▸ Problem to work on: Each line that follows should be printed again exactly as it stands.
[Start of The input]
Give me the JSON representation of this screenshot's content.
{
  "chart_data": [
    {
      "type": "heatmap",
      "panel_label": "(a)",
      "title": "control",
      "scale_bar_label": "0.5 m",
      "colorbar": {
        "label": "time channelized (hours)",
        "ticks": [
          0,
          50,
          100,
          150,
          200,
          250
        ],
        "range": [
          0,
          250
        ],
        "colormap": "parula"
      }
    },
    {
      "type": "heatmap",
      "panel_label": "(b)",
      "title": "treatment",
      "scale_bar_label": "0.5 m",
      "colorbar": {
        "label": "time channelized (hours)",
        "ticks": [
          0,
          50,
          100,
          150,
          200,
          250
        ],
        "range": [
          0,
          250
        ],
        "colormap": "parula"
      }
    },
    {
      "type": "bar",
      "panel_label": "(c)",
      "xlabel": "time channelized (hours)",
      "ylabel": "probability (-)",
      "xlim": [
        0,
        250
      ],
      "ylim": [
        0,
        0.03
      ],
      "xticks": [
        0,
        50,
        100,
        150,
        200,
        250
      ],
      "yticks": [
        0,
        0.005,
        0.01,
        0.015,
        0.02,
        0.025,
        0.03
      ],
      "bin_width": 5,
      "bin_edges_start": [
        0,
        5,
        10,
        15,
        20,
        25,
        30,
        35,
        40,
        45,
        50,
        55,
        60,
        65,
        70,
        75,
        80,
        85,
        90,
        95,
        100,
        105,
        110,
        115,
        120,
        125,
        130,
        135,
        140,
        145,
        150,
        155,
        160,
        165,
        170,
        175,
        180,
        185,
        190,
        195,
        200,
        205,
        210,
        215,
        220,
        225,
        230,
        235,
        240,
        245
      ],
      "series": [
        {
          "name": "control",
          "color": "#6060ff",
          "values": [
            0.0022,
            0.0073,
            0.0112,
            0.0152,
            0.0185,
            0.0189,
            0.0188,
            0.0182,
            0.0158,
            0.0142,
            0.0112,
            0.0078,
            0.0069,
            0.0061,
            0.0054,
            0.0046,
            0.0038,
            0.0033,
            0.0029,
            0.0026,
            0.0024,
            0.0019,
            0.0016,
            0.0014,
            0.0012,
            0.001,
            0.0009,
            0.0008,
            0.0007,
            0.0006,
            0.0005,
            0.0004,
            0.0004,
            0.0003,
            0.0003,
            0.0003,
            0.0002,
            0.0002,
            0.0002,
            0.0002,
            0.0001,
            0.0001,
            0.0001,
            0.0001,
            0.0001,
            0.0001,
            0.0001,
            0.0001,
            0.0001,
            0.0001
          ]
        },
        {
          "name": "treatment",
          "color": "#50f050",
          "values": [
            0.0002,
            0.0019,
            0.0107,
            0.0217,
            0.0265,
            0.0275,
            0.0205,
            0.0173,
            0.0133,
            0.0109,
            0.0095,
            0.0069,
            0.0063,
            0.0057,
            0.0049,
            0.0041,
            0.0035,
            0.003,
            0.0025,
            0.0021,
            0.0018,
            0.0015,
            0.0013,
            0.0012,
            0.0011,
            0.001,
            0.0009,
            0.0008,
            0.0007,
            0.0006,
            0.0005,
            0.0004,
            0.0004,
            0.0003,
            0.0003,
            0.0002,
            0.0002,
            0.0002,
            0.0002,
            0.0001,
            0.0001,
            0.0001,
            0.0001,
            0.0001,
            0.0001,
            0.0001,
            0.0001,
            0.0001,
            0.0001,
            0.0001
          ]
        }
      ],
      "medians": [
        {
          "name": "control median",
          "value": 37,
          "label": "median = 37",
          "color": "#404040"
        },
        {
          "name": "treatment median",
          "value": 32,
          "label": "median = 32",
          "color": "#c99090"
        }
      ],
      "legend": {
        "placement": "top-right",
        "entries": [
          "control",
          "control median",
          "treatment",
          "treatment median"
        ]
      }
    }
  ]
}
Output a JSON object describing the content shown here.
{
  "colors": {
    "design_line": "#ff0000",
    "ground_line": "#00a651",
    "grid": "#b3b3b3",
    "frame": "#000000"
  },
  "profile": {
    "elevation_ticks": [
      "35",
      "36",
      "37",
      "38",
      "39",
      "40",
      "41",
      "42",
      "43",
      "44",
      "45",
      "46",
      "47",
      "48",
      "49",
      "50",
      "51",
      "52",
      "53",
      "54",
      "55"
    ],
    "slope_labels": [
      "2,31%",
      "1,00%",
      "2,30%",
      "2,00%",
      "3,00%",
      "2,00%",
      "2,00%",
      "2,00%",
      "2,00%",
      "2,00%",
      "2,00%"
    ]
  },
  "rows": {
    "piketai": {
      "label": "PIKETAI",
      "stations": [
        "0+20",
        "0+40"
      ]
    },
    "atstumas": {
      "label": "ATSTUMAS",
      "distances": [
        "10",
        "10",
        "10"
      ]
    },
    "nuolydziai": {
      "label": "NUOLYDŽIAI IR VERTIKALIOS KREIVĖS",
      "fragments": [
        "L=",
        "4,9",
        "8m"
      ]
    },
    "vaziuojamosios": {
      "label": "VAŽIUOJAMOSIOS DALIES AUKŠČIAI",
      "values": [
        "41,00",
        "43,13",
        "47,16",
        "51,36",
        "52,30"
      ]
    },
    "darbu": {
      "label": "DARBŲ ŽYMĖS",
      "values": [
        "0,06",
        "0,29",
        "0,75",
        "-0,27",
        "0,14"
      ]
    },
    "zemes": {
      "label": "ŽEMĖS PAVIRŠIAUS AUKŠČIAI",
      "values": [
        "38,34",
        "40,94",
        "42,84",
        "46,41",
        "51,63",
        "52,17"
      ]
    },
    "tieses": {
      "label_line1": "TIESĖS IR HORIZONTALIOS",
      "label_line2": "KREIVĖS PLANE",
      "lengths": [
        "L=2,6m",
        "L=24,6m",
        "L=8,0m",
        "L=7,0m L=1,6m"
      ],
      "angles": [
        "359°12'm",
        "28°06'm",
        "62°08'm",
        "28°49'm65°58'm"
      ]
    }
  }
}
[End of The input]
▸ Exercise solution:
Give me the JSON representation of this screenshot's content.
{
  "chart_data": [
    {
      "type": "heatmap",
      "panel_label": "(a)",
      "title": "control",
      "scale_bar_label": "0.5 m",
      "colorbar": {
        "label": "time channelized (hours)",
        "ticks": [
          0,
          50,
          100,
          150,
          200,
          250
        ],
        "range": [
          0,
          250
        ],
        "colormap": "parula"
      }
    },
    {
      "type": "heatmap",
      "panel_label": "(b)",
      "title": "treatment",
      "scale_bar_label": "0.5 m",
      "colorbar": {
        "label": "time channelized (hours)",
        "ticks": [
          0,
          50,
          100,
          150,
          200,
          250
        ],
        "range": [
          0,
          250
        ],
        "colormap": "parula"
      }
    },
    {
      "type": "bar",
      "panel_label": "(c)",
      "xlabel": "time channelized (hours)",
      "ylabel": "probability (-)",
      "xlim": [
        0,
        250
      ],
      "ylim": [
        0,
        0.03
      ],
      "xticks": [
        0,
        50,
        100,
        150,
        200,
        250
      ],
      "yticks": [
        0,
        0.005,
        0.01,
        0.015,
        0.02,
        0.025,
        0.03
      ],
      "bin_width": 5,
      "bin_edges_start": [
        0,
        5,
        10,
        15,
        20,
        25,
        30,
        35,
        40,
        45,
        50,
        55,
        60,
        65,
        70,
        75,
        80,
        85,
        90,
        95,
        100,
        105,
        110,
        115,
        120,
        125,
        130,
        135,
        140,
        145,
        150,
        155,
        160,
        165,
        170,
        175,
        180,
        185,
        190,
        195,
        200,
        205,
        210,
        215,
        220,
        225,
        230,
        235,
        240,
        245
      ],
      "series": [
        {
          "name": "control",
          "color": "#6060ff",
          "values": [
            0.0022,
            0.0073,
            0.0112,
            0.0152,
            0.0185,
            0.0189,
            0.0188,
            0.0182,
            0.0158,
            0.0142,
            0.0112,
            0.0078,
            0.0069,
            0.0061,
            0.0054,
            0.0046,
            0.0038,
            0.0033,
            0.0029,
            0.0026,
            0.0024,
            0.0019,
            0.0016,
            0.0014,
            0.0012,
            0.001,
            0.0009,
            0.0008,
            0.0007,
            0.0006,
            0.0005,
            0.0004,
            0.0004,
            0.0003,
            0.0003,
            0.0003,
            0.0002,
            0.0002,
            0.0002,
            0.0002,
            0.0001,
            0.0001,
            0.0001,
            0.0001,
            0.0001,
            0.0001,
            0.0001,
            0.0001,
            0.0001,
            0.0001
          ]
        },
        {
          "name": "treatment",
          "color": "#50f050",
          "values": [
            0.0002,
            0.0019,
            0.0107,
            0.0217,
            0.0265,
            0.0275,
            0.0205,
            0.0173,
            0.0133,
            0.0109,
            0.0095,
            0.0069,
            0.0063,
            0.0057,
            0.0049,
            0.0041,
            0.0035,
            0.003,
            0.0025,
            0.0021,
            0.0018,
            0.0015,
            0.0013,
            0.0012,
            0.0011,
            0.001,
            0.0009,
            0.0008,
            0.0007,
            0.0006,
            0.0005,
            0.0004,
            0.0004,
            0.0003,
            0.0003,
            0.0002,
            0.0002,
            0.0002,
            0.0002,
            0.0001,
            0.0001,
            0.0001,
            0.0001,
            0.0001,
            0.0001,
            0.0001,
            0.0001,
            0.0001,
            0.0001,
            0.0001
          ]
        }
      ],
      "medians": [
        {
          "name": "control median",
          "value": 37,
          "label": "median = 37",
          "color": "#404040"
        },
        {
          "name": "treatment median",
          "value": 32,
          "label": "median = 32",
          "color": "#c99090"
        }
      ],
      "legend": {
        "placement": "top-right",
        "entries": [
          "control",
          "control median",
          "treatment",
          "treatment median"
        ]
      }
    }
  ]
}
Output a JSON object describing the content shown here.
{
  "colors": {
    "design_line": "#ff0000",
    "ground_line": "#00a651",
    "grid": "#b3b3b3",
    "frame": "#000000"
  },
  "profile": {
    "elevation_ticks": [
      "35",
      "36",
      "37",
      "38",
      "39",
      "40",
      "41",
      "42",
      "43",
      "44",
      "45",
      "46",
      "47",
      "48",
      "49",
      "50",
      "51",
      "52",
      "53",
      "54",
      "55"
    ],
    "slope_labels": [
      "2,31%",
      "1,00%",
      "2,30%",
      "2,00%",
      "3,00%",
      "2,00%",
      "2,00%",
      "2,00%",
      "2,00%",
      "2,00%",
      "2,00%"
    ]
  },
  "rows": {
    "piketai": {
      "label": "PIKETAI",
      "stations": [
        "0+20",
        "0+40"
      ]
    },
    "atstumas": {
      "label": "ATSTUMAS",
      "distances": [
        "10",
        "10",
        "10"
      ]
    },
    "nuolydziai": {
      "label": "NUOLYDŽIAI IR VERTIKALIOS KREIVĖS",
      "fragments": [
        "L=",
        "4,9",
        "8m"
      ]
    },
    "vaziuojamosios": {
      "label": "VAŽIUOJAMOSIOS DALIES AUKŠČIAI",
      "values": [
        "41,00",
        "43,13",
        "47,16",
        "51,36",
        "52,30"
      ]
    },
    "darbu": {
      "label": "DARBŲ ŽYMĖS",
      "values": [
        "0,06",
        "0,29",
        "0,75",
        "-0,27",
        "0,14"
      ]
    },
    "zemes": {
      "label": "ŽEMĖS PAVIRŠIAUS AUKŠČIAI",
      "values": [
        "38,34",
        "40,94",
        "42,84",
        "46,41",
        "51,63",
        "52,17"
      ]
    },
    "tieses": {
      "label_line1": "TIESĖS IR HORIZONTALIOS",
      "label_line2": "KREIVĖS PLANE",
      "lengths": [
        "L=2,6m",
        "L=24,6m",
        "L=8,0m",
        "L=7,0m L=1,6m"
      ],
      "angles": [
        "359°12'm",
        "28°06'm",
        "62°08'm",
        "28°49'm65°58'm"
      ]
    }
  }
}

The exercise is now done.